__Actions to take__:
a) According to the comment about Microsoft Teams, what has happened to the ringtone since the macOS Sonoma update and the switch to the "new" Teams client?
b) Repeat the part of the Microsoft Teams comment that begins at the words "I've wondered the" and stops after "alone in that)".
c) Go on with the comment listing gripes about Microsoft Teams, picking up after its last sentence.
::: Passage provided :::
I've wondered the same thing about Microsoft Teams. Is Teams as horrible as people say, or do they just hate it because it's what they happen to use for video meetings at work? Conversely, I don't hear much hate for zoom.
> Is Teams as horrible as people say, or do they just hate it because it's what they happen to use for video meetings at work?
So, let's sum up my personal gripes (on a Mac):
1. Teams keeps locking up the dGPU for whatever reason randomly after calls, draining the battery and grilling my legs until I figure out that Teams has gone nuts again.
2. Since the macOS Sonoma update and the switch to the "new" Teams client, every time a call comes in, the ringtone glitches out (and I'm not alone in that)
3. There are three different ways of chatting with other people: Meeting chats and direct/group messages (these are summed up under the "chat" tab) and "teams" with "channels". The latter don't produce instant notifications when someone writes there, I guess because Microsoft doesn't want to deal with "I get an instant notification every time someone posts a kitten photo in the off-topic channel" complaints.
4. There is only one uploaded-files repository which means if you have a "screenshot.jpg" sent to someone, and you try to send a different file with the same name in a different chat, it will say "you already uploaded screenshot.jpg, do you want to replace this?". This is fucking bad UX, likely caused by Teams using OneDrive under the hood to share files.
5. The search is slooooow as molasses and damn useless. You have zero chance of ever finding something again, the larger the org the worse the pain.
6. No window/functionality remembers your context when you switch away. Say you click on a notification from a chat because a colleague needs an urgent answer, while you're scrolling in a team thread... you go back, and your scroll position is lost.
::: Data :::
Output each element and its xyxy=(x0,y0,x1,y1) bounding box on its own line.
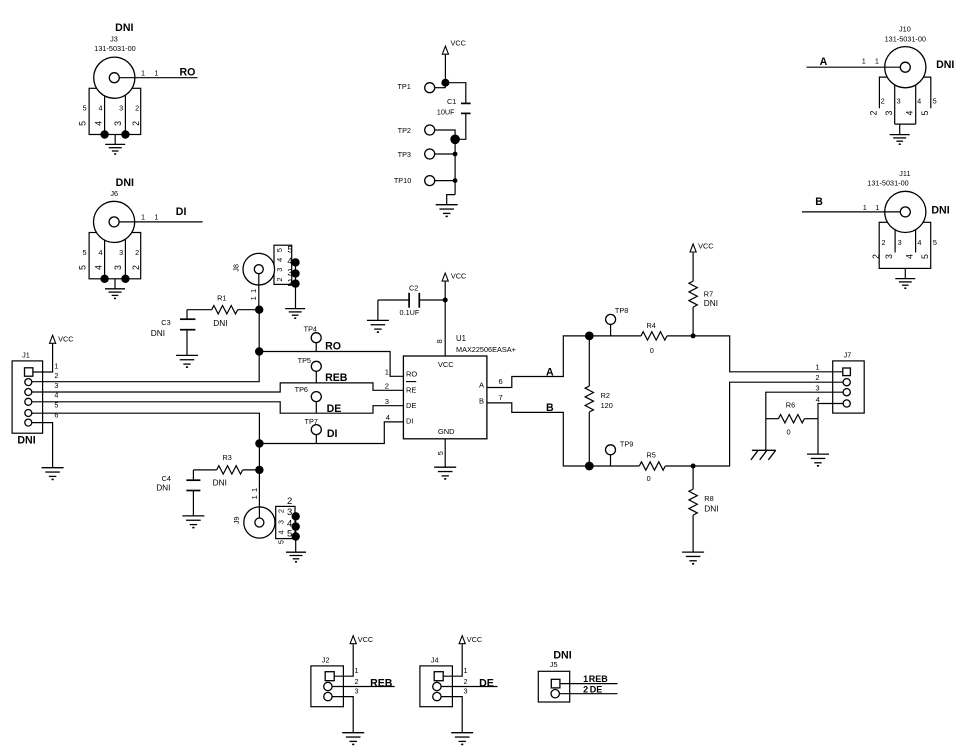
:::
__Answers to the problems__:
a) It glitches out every time a call comes in.

b)
I've wondered the same thing about Microsoft Teams. Is Teams as horrible as people say, or do they just hate it because it's what they happen to use for video meetings at work? Conversely, I don't hear much hate for zoom.
> Is Teams as horrible as people say, or do they just hate it because it's what they happen to use for video meetings at work?
So, let's sum up my personal gripes (on a Mac):
1. Teams keeps locking up the dGPU for whatever reason randomly after calls, draining the battery and grilling my legs until I figure out that Teams has gone nuts again.
2. Since the macOS Sonoma update and the switch to the "new" Teams client, every time a call comes in, the ringtone glitches out (and I'm not alone in that)

c)
Teams is the only reason Chrome (well, Chromium) is installed on my work laptop: it detects Firefox and refuses to function. So does Facetime, incidentally, which I found out more recently for a family thing, and that's why Chromium is also installed on my personal laptop currently.
I assume they're both doing something unfriendly that Firefox disallows on privacy or security grounds.
It says browser not supported, must use Edge or Chrome. (Pretty sure it didn't even say Safari, but I assume Facetime must have.)
That's why it's annoying really, that it isn't just not functional (or some specific feature doesn't work) unless you disable some built-in default safeguard say, it just completely refuses if it identities your browser is Firefox. Which I'm pretty sure is nonsense. Well, Jitsi, Slack, Discord, Zoom don't have a problem implementing chat & video conferencing in FF.
We switched from Slack to Teams several years ago because we were all-in on Office 365 products. Everyone hated the change, but with stuck with it. It was slow, crashed a lot, search was abysmal and you'd have to be a masochist to use it willingly....
But they pushed out a new version recently. Now you've got Teams Classic and Teams NEW (work or school)... at least on the Mac.
It's sooo much better. Way more stable. Search is a delight (relatively speaking). We get far fewer complaints now.
Worth mentioning: We only use the "Chat" aspect, we don't use the "Teams" aspect. If we want to discuss a project, we just spin up a new chat with relevant parties and rename the channel to the project. Works great. We could never get "buy in" on the Teams aspect, nor threaded discussions. The main reasoning was having to monitor two tabs in the product. Everyone just wanted to stay on the Chat tab, so we made it work.
> If we want to discuss a project, we just spin up a new chat with relevant parties
This part I struggle with, and maybe we're doing it wrong, but to me as a PM, this way is painful.
Search helps. But then I have to remember, "Was discussion about X in the chat with people A + B + C, or was it in A + B + D's chat, or B + D's chat, or..."
We also have significant challenges with knowledge silos (not intentional, and more about a cadre of new devs being brought on) that (not the only solution) I feel that pushing conversations to specific teams when appropriate might help, improving visibility.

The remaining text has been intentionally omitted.